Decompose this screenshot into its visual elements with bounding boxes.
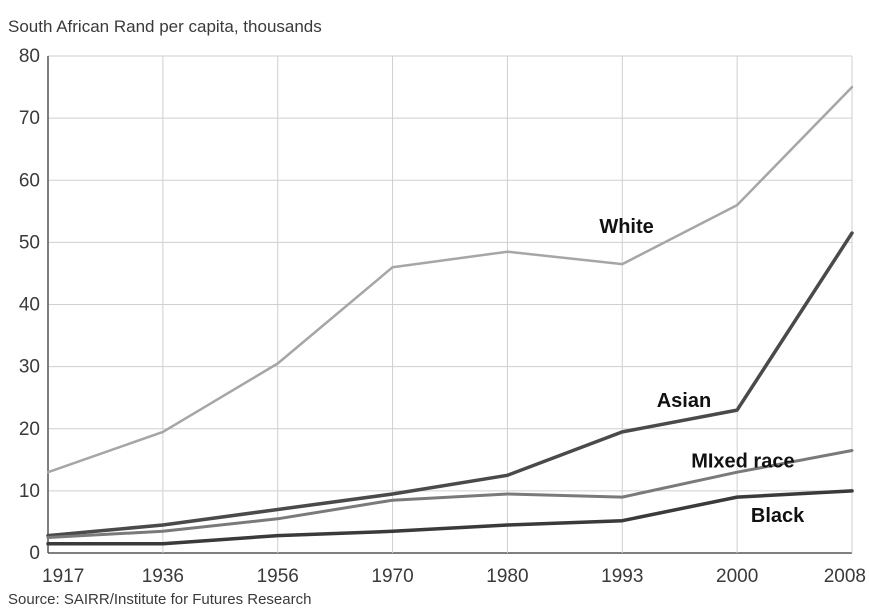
series-line-black [46, 489, 854, 546]
series-line-white [46, 85, 854, 474]
x-tick-label: 1970 [371, 566, 413, 587]
series-label-white: White [599, 216, 653, 238]
series-lines [46, 85, 854, 546]
series-label-asian: Asian [657, 390, 711, 412]
y-tick-label: 0 [29, 543, 40, 564]
x-tick-label: 1980 [486, 566, 528, 587]
y-tick-label: 40 [19, 295, 40, 316]
y-tick-label: 30 [19, 357, 40, 378]
series-labels: White Asian MIxed race Black [599, 216, 805, 527]
x-axis-tick-labels: 1917 1936 1956 1970 1980 1993 2000 2008 [42, 566, 866, 587]
x-tick-label: 2008 [824, 566, 866, 587]
y-axis-tick-labels: 0 10 20 30 40 50 60 70 80 [19, 46, 40, 564]
y-tick-label: 80 [19, 46, 40, 67]
y-tick-label: 50 [19, 232, 40, 253]
x-tick-label: 1936 [142, 566, 184, 587]
series-label-mixed-race: MIxed race [691, 450, 794, 472]
x-tick-label: 1956 [257, 566, 299, 587]
chart-grid [47, 55, 853, 554]
y-tick-label: 70 [19, 108, 40, 129]
y-tick-label: 60 [19, 170, 40, 191]
x-tick-label: 1917 [42, 566, 84, 587]
y-tick-label: 20 [19, 419, 40, 440]
chart-source: Source: SAIRR/Institute for Futures Rese… [8, 591, 311, 608]
y-tick-label: 10 [19, 481, 40, 502]
series-label-black: Black [751, 505, 805, 527]
x-tick-label: 1993 [601, 566, 643, 587]
chart-title: South African Rand per capita, thousands [8, 17, 322, 36]
series-line-mixed-race [46, 449, 854, 539]
series-line-asian [46, 231, 854, 538]
x-tick-label: 2000 [716, 566, 758, 587]
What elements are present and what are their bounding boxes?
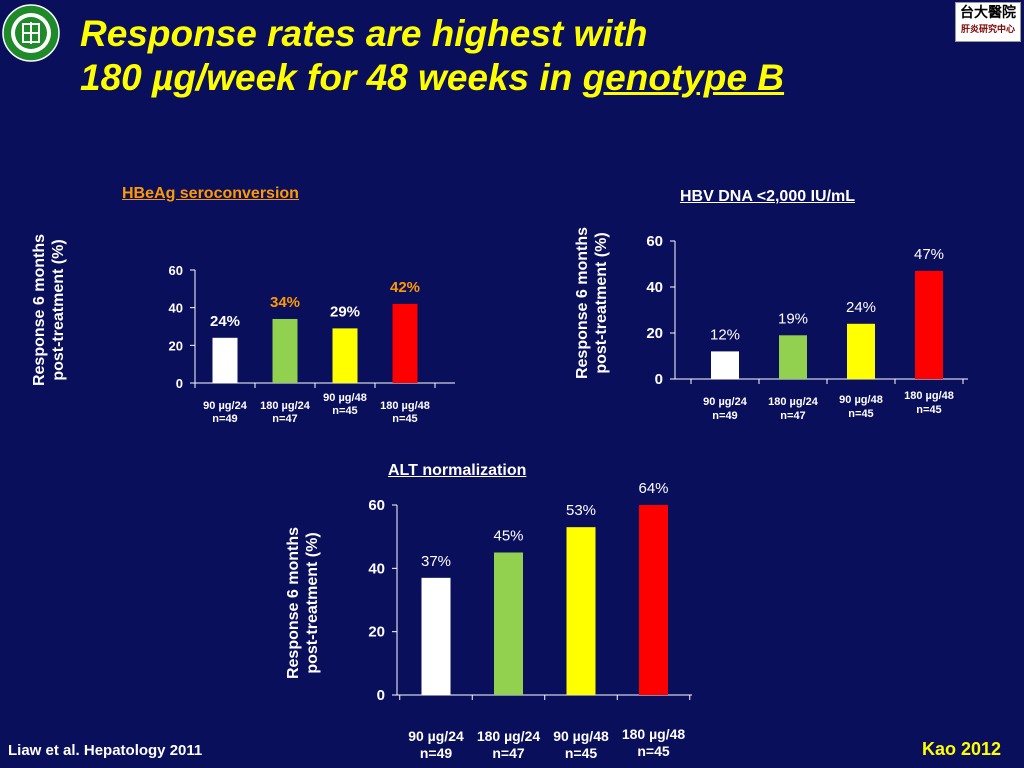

→ **DIRECTION**
Pull out every line in the rows above that contains the string "chart", and list each one in full.

→ **REPLY**
chart-grid [47, 55, 853, 554]
chart-source: Source: SAIRR/Institute for Futures Rese… [8, 591, 311, 608]
chart-title: South African Rand per capita, thousands [8, 17, 322, 36]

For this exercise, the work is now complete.